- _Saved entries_
* * * *

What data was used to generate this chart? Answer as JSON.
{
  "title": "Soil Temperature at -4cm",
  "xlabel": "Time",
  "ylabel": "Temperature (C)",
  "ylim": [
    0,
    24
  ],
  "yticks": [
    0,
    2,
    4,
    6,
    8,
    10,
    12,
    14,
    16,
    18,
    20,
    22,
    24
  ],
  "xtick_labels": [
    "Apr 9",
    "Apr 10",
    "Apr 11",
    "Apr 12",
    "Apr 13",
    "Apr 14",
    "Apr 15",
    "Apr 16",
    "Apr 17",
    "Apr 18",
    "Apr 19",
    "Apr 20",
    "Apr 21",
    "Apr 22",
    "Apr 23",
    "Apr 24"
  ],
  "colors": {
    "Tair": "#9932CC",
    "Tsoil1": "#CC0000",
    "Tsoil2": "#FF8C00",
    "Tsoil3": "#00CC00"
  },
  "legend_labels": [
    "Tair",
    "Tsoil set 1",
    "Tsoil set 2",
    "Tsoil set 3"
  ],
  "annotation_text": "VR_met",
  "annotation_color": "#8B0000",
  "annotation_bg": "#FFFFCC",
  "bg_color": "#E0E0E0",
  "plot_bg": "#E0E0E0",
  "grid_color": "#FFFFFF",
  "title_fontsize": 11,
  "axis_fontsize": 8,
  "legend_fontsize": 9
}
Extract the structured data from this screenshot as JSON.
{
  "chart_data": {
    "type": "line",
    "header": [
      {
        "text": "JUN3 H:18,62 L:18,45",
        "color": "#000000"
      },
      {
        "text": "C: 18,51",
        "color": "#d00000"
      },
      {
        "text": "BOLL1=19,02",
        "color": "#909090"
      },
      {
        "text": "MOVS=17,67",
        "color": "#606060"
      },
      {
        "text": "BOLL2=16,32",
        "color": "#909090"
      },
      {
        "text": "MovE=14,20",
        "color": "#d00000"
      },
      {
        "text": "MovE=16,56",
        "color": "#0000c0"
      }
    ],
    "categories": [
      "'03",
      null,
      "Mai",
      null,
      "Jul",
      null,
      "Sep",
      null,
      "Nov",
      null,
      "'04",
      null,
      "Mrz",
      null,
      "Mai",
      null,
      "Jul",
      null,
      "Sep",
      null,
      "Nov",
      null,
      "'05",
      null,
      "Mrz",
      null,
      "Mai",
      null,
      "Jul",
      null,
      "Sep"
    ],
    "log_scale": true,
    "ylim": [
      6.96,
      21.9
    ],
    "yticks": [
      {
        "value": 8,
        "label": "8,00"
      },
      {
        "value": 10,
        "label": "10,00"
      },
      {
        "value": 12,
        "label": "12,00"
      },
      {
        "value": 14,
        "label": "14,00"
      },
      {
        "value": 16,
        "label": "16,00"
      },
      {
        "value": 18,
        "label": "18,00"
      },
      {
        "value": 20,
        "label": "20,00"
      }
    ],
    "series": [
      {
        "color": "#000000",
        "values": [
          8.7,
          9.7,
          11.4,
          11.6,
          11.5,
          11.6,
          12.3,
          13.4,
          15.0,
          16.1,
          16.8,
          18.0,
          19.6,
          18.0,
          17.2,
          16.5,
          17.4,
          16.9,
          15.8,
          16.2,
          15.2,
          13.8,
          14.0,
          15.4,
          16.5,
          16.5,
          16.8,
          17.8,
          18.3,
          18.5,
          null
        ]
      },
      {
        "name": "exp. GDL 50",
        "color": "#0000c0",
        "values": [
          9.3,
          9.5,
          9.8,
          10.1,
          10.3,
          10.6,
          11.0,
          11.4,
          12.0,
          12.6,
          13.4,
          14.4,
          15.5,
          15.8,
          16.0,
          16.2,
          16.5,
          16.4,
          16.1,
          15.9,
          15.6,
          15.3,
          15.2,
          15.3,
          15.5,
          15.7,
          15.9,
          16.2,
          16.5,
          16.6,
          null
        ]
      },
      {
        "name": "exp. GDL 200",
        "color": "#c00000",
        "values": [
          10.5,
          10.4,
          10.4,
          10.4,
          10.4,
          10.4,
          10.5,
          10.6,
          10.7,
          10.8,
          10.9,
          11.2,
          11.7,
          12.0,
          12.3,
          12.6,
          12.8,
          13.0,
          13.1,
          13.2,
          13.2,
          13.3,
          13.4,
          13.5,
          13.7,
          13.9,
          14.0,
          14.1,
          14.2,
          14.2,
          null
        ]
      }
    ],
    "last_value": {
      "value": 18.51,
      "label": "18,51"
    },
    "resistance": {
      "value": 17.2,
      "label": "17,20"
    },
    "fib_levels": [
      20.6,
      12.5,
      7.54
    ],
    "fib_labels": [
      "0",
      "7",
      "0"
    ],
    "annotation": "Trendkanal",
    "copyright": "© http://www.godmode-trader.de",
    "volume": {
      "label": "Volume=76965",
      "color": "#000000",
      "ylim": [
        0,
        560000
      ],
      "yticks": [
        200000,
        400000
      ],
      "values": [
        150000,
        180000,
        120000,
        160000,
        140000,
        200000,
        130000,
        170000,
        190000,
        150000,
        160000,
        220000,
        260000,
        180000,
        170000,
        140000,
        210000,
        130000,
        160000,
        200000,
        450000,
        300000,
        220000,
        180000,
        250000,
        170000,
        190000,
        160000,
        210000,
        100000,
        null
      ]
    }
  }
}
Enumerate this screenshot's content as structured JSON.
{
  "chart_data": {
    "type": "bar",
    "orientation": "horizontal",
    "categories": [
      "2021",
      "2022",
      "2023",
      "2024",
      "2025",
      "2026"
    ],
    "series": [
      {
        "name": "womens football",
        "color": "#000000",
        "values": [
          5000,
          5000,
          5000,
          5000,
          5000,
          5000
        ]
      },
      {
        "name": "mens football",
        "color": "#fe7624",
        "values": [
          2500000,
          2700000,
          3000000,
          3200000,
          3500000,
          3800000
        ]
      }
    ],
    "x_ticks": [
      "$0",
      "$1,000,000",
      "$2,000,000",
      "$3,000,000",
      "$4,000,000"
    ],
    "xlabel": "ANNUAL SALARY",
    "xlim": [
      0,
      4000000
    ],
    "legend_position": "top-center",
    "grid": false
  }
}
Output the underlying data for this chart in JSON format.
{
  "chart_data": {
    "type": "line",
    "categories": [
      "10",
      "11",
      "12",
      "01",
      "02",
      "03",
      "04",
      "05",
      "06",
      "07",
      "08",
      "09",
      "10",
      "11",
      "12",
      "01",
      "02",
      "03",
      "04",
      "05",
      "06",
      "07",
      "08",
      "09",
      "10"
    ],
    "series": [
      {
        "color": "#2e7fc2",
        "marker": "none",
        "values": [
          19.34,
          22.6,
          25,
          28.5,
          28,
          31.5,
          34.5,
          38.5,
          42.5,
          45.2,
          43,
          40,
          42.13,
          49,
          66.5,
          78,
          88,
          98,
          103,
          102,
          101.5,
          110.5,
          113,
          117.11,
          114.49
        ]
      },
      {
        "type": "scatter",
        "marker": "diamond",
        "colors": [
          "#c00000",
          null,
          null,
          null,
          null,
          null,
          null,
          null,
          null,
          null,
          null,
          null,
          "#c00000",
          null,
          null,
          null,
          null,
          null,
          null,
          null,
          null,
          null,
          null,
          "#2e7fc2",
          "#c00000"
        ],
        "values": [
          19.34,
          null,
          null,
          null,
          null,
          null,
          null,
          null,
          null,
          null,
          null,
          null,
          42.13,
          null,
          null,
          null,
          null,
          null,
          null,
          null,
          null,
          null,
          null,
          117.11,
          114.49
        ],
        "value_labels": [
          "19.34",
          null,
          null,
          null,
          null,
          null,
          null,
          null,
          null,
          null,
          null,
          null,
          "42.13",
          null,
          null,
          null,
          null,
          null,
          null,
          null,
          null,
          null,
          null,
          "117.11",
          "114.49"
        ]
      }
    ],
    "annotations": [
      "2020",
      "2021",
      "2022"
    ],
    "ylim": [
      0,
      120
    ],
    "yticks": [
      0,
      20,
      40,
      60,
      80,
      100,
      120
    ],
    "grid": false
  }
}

* * * *

Identify the lines in the entries above that contain "football", then copy them out.

- _Full response_
        "name": "womens football",
        "name": "mens football",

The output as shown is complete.